• GIVEN EXERCISE:
Tally the lines that include the word "줄눈폭은" and reply with nothing but the total.

• RECORDS TO USE:
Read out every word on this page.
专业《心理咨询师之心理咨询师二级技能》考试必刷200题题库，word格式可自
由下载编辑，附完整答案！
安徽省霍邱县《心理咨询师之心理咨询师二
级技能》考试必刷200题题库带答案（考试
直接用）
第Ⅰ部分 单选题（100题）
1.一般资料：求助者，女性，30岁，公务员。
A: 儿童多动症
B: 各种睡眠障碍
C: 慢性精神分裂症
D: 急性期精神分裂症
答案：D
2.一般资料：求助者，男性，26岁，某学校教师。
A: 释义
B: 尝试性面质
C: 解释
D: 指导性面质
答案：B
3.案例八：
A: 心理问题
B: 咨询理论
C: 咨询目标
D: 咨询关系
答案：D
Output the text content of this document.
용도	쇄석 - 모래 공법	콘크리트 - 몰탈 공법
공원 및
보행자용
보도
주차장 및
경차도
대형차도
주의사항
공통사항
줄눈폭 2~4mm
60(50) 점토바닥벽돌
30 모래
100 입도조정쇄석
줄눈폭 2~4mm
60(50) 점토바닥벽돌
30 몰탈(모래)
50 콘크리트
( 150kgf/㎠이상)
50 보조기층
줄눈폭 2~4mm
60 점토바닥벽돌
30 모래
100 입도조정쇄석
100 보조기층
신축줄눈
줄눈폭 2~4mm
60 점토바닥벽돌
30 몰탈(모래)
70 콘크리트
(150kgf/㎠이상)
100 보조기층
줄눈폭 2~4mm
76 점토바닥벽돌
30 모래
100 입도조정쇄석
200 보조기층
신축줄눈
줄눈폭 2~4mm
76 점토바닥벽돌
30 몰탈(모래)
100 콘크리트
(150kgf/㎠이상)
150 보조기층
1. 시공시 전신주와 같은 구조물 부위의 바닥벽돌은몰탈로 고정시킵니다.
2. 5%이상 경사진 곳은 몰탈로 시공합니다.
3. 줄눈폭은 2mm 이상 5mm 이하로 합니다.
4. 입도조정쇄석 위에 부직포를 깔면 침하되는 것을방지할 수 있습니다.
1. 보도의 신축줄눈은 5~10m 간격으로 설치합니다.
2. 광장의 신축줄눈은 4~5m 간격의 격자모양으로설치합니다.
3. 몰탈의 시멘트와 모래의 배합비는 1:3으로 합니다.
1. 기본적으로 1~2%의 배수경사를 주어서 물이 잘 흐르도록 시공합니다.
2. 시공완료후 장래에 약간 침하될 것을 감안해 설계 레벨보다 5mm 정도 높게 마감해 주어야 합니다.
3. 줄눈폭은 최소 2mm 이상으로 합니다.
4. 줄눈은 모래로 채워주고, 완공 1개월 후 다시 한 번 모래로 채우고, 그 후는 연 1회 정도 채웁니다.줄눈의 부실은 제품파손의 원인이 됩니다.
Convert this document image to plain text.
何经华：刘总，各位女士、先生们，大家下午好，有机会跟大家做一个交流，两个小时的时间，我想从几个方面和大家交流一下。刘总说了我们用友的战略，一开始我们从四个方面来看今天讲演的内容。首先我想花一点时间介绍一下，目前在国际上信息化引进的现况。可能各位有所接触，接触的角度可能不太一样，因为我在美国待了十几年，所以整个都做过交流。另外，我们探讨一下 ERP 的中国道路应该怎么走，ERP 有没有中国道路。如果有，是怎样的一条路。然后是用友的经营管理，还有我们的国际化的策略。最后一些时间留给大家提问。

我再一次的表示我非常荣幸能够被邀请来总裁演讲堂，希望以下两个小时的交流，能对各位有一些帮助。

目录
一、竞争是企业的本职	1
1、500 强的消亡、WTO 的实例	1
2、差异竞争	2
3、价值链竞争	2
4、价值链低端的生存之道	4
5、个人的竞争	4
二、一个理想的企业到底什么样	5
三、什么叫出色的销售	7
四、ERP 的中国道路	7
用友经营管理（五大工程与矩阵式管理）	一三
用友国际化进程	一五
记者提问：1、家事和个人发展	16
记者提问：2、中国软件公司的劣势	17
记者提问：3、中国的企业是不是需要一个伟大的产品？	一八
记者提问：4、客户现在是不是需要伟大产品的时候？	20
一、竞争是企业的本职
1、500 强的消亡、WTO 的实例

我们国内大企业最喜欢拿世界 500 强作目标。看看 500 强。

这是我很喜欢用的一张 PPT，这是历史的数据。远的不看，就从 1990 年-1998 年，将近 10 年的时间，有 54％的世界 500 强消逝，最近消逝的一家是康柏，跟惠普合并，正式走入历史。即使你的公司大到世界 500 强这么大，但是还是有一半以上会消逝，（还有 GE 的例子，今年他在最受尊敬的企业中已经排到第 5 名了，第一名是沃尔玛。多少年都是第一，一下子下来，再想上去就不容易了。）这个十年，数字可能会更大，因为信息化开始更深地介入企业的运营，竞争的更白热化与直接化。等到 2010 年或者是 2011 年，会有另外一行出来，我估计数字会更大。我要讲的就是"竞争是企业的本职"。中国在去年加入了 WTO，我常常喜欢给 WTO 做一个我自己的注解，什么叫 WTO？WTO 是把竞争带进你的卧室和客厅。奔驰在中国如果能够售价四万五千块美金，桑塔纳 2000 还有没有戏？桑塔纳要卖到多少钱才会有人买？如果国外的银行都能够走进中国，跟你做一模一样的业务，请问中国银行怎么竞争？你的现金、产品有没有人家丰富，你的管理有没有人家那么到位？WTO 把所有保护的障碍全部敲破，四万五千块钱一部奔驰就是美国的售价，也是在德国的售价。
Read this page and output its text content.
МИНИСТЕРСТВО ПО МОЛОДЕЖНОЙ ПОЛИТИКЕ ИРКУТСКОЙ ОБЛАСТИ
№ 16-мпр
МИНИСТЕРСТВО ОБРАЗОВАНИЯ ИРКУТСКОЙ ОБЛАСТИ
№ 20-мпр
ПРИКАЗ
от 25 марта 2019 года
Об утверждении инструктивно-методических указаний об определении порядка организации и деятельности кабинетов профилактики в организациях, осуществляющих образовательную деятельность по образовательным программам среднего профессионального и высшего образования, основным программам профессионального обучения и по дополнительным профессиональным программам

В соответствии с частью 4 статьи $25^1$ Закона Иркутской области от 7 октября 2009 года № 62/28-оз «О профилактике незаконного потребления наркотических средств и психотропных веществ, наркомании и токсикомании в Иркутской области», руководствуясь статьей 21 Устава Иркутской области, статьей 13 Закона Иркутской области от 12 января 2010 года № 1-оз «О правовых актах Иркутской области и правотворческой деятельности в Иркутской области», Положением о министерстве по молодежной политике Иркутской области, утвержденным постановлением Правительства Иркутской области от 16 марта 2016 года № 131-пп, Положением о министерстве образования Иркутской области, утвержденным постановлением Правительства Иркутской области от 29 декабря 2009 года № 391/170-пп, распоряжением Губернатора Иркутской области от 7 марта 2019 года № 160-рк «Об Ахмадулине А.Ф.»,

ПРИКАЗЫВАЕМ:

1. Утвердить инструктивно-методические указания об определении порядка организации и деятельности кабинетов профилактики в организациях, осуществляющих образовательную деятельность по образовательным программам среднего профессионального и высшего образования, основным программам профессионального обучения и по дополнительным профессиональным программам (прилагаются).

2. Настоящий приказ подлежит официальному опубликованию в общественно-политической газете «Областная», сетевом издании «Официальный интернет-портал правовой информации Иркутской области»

• REPLY:
2